▶ _Your instructions_
Scan each line of the records for the word "ἐκλεκτῶν" and extract the ones that have it.

Dataset excerpt
════════════════════

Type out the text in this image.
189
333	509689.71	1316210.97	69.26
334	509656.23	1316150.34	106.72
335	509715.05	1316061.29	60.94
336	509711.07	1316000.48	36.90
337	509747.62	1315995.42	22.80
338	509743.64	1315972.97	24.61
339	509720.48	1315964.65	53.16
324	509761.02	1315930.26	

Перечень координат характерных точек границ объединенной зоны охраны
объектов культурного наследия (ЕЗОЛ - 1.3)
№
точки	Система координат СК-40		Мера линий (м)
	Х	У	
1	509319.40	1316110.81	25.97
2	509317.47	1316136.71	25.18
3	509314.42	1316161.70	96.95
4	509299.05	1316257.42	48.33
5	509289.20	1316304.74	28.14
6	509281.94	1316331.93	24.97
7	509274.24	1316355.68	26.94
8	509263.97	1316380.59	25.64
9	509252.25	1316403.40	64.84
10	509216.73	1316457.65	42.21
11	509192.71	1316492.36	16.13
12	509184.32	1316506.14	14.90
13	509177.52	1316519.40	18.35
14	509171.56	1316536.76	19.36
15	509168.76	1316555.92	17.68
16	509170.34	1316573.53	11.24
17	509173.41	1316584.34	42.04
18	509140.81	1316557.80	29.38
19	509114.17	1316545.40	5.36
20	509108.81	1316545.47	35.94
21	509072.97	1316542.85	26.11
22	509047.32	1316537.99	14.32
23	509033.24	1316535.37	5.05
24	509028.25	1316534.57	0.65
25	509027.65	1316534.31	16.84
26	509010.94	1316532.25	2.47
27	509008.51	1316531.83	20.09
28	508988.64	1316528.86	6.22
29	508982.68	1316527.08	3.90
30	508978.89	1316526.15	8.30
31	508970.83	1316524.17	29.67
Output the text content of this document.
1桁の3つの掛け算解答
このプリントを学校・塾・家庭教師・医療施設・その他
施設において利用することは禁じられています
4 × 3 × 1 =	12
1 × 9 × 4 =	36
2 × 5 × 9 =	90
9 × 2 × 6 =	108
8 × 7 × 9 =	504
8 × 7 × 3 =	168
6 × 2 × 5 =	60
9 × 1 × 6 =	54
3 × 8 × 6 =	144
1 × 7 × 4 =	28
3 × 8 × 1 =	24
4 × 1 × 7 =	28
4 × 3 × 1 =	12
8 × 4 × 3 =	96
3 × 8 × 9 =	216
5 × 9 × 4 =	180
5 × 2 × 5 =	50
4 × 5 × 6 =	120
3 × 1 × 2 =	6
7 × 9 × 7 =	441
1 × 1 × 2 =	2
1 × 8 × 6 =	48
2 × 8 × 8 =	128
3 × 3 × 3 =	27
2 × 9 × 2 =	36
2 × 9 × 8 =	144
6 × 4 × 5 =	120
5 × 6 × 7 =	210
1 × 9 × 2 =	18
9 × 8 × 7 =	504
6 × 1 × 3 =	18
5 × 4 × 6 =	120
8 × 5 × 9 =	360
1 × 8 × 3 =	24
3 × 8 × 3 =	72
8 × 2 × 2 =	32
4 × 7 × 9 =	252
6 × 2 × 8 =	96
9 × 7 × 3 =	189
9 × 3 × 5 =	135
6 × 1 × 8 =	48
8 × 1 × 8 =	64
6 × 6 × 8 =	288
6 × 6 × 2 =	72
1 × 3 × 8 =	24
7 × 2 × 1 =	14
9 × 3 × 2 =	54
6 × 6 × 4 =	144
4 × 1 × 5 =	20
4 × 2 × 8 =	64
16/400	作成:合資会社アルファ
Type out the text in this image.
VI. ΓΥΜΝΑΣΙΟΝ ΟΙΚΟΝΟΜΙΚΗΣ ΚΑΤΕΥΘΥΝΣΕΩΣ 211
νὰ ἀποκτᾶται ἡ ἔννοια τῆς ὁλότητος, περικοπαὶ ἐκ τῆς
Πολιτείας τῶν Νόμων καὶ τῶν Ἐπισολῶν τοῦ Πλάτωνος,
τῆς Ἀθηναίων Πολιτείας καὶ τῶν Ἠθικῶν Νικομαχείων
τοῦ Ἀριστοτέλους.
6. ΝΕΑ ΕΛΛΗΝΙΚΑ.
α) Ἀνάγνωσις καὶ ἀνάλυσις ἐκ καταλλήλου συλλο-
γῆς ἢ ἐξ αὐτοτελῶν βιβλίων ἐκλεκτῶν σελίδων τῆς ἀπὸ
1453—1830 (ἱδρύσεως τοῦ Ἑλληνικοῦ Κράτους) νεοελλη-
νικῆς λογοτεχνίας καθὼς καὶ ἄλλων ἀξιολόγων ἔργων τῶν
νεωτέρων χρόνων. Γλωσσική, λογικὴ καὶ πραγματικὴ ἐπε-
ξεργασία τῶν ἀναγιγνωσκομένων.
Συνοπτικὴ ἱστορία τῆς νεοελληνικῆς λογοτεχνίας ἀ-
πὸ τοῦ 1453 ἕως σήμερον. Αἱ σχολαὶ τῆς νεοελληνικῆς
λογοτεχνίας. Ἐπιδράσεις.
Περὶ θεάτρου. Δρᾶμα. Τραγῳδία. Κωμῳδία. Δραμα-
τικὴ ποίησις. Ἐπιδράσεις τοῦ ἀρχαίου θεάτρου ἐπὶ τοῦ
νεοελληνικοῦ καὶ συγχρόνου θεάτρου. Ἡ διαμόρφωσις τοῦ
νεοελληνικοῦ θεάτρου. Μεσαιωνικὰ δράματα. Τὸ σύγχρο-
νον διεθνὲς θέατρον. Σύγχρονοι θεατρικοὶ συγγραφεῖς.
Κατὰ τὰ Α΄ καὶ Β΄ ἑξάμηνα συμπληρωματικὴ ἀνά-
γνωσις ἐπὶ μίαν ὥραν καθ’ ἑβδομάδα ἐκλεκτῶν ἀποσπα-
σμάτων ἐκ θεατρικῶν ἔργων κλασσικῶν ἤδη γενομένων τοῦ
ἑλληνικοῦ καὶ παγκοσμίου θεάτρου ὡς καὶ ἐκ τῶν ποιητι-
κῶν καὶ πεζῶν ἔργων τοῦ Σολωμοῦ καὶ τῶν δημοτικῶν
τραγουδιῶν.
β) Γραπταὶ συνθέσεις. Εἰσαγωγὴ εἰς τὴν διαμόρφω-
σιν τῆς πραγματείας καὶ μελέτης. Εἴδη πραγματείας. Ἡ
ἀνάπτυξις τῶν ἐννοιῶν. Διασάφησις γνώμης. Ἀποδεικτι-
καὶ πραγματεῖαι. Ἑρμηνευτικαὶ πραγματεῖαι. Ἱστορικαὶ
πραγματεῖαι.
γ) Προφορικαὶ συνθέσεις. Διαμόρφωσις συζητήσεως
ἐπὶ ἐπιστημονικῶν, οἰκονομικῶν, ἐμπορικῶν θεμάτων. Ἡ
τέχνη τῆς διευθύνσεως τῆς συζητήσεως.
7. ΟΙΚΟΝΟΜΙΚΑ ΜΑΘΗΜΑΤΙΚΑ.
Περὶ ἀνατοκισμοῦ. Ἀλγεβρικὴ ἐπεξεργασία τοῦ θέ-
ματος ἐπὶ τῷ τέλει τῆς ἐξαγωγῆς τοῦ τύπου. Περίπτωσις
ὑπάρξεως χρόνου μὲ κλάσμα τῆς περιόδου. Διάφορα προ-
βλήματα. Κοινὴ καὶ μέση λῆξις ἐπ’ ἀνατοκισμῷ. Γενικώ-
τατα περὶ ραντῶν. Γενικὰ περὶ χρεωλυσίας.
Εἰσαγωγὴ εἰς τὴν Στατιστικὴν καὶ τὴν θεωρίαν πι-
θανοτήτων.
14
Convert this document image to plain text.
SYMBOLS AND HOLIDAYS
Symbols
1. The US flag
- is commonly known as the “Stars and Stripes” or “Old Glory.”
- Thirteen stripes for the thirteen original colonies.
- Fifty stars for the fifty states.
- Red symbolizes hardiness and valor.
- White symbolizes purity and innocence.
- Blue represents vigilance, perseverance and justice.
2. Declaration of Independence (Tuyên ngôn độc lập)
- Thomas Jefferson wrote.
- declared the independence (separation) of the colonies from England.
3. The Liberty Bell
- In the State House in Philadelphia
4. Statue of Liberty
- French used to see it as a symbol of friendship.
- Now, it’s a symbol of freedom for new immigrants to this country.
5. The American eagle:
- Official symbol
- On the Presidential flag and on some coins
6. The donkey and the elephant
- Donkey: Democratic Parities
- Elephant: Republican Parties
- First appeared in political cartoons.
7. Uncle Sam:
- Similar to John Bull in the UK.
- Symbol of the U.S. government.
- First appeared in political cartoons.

════════════════════

▶ _Worked answer_
γῆς ἢ ἐξ αὐτοτελῶν βιβλίων ἐκλεκτῶν σελίδων τῆς ἀπὸ
γνωσις ἐπὶ μίαν ὥραν καθ’ ἑβδομάδα ἐκλεκτῶν ἀποσπα-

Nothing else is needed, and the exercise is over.